Every entry must be transcribed exactly as written.

——————————

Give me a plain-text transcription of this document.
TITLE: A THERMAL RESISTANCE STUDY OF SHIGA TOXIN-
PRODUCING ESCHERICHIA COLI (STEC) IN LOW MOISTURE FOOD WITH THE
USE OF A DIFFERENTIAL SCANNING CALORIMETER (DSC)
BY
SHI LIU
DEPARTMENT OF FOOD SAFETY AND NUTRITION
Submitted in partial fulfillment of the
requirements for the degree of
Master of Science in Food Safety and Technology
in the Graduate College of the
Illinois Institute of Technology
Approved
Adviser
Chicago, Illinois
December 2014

——————————

*The completed task*.
Give me a plain-text transcription of this document.
TITLE: A THERMAL RESISTANCE STUDY OF SHIGA TOXIN-
PRODUCING ESCHERICHIA COLI (STEC) IN LOW MOISTURE FOOD WITH THE
USE OF A DIFFERENTIAL SCANNING CALORIMETER (DSC)
BY
SHI LIU
DEPARTMENT OF FOOD SAFETY AND NUTRITION
Submitted in partial fulfillment of the
requirements for the degree of
Master of Science in Food Safety and Technology
in the Graduate College of the
Illinois Institute of Technology
Approved
Adviser
Chicago, Illinois
December 2014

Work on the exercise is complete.